═══ INFORMATION SHOWN ═══

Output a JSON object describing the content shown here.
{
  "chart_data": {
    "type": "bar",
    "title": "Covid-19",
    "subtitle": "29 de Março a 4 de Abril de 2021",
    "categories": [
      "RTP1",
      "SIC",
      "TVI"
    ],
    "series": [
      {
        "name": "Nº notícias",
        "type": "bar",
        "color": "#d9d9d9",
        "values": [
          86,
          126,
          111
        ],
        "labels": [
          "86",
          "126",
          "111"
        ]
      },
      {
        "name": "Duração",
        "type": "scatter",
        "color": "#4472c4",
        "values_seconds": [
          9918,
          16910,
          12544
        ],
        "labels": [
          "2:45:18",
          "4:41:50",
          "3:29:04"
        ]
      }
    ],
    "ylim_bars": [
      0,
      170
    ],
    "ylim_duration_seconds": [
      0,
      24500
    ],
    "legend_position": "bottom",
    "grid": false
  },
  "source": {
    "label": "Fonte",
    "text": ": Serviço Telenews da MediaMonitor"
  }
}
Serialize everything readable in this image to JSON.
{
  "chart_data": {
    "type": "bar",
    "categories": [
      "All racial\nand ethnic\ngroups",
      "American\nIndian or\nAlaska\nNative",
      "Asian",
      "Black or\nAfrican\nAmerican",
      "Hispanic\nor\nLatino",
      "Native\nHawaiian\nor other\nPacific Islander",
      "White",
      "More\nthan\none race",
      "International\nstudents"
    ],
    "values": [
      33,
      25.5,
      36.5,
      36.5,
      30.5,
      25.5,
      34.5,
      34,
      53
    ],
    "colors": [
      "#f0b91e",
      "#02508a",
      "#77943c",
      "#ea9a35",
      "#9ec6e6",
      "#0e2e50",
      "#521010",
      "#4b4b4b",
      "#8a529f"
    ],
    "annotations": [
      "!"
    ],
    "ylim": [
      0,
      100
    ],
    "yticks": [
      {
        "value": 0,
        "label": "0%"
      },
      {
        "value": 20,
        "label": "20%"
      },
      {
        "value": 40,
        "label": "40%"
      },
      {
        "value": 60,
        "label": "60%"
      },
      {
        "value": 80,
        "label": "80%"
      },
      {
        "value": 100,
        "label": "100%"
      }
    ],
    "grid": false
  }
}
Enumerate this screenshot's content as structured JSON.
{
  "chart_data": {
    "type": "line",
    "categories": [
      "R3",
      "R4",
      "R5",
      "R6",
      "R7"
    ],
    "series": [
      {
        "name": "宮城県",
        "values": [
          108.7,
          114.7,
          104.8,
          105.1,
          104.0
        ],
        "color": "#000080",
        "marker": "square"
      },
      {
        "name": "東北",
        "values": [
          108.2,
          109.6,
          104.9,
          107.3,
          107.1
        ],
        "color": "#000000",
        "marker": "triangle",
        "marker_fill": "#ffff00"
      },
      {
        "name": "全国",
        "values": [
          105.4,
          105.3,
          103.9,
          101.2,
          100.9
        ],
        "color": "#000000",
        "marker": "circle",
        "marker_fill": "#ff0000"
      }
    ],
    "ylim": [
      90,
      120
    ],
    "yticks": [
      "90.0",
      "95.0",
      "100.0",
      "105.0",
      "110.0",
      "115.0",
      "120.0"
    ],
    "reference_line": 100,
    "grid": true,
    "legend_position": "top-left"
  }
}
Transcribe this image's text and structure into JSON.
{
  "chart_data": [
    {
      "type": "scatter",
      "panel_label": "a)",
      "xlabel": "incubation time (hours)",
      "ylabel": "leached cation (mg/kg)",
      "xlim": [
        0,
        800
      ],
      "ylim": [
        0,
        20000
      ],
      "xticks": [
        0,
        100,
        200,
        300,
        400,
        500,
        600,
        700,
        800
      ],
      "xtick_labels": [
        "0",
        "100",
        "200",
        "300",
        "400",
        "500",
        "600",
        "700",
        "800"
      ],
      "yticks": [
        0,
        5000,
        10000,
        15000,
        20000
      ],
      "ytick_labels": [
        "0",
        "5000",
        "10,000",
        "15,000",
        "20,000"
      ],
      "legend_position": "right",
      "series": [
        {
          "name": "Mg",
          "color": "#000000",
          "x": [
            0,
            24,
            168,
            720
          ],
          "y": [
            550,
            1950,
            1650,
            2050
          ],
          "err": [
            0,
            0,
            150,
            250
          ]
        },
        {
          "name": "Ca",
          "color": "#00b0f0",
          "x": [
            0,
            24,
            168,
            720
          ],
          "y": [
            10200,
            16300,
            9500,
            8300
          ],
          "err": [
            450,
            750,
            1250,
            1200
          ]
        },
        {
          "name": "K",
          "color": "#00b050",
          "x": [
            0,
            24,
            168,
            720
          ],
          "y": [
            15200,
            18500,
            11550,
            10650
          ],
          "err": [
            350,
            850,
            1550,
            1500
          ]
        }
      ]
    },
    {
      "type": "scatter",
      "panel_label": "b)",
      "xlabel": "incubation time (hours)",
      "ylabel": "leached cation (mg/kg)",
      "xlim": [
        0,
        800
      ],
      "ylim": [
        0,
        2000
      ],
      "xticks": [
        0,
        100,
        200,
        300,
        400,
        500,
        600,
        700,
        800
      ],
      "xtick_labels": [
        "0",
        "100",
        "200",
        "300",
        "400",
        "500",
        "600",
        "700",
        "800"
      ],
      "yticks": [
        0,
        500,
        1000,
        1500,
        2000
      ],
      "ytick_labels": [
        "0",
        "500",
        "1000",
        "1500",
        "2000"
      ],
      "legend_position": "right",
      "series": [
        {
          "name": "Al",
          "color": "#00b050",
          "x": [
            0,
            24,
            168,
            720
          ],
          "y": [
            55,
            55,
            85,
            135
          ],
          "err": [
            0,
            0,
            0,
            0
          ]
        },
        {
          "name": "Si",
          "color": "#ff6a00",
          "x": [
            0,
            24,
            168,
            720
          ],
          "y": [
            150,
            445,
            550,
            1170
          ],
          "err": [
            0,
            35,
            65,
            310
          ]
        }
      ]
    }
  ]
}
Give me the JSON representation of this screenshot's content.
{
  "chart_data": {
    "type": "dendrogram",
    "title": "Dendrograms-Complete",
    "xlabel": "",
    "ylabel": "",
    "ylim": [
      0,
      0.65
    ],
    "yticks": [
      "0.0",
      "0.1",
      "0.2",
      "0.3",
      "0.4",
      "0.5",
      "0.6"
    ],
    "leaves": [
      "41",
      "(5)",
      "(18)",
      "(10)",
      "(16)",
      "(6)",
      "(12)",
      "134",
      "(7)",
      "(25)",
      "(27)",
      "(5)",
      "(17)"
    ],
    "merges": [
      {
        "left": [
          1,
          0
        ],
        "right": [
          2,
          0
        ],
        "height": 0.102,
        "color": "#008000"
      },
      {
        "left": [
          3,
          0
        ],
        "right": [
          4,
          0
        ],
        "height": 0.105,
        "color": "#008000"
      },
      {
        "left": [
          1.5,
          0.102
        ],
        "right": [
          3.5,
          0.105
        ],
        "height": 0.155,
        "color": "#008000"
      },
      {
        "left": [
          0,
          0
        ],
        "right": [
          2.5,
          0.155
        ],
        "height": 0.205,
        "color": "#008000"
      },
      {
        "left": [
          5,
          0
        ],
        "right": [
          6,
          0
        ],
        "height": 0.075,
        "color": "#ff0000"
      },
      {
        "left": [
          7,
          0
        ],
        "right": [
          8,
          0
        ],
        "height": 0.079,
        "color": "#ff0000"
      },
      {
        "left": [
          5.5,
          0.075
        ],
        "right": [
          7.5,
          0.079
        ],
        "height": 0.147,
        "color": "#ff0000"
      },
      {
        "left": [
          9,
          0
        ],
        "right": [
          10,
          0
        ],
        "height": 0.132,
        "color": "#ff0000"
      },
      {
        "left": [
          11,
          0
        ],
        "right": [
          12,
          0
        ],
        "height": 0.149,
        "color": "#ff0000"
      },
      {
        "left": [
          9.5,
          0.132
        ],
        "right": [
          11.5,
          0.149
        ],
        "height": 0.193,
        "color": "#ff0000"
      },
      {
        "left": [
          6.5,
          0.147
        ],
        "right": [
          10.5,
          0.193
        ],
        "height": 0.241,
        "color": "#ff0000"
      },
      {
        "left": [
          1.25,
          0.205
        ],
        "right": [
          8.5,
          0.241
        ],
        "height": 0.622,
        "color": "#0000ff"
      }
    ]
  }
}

═══

The lines to collect are those holding the string "image"; copy them all.

Serialize everything readable in this image to JSON.
Transcribe this image's text and structure into JSON.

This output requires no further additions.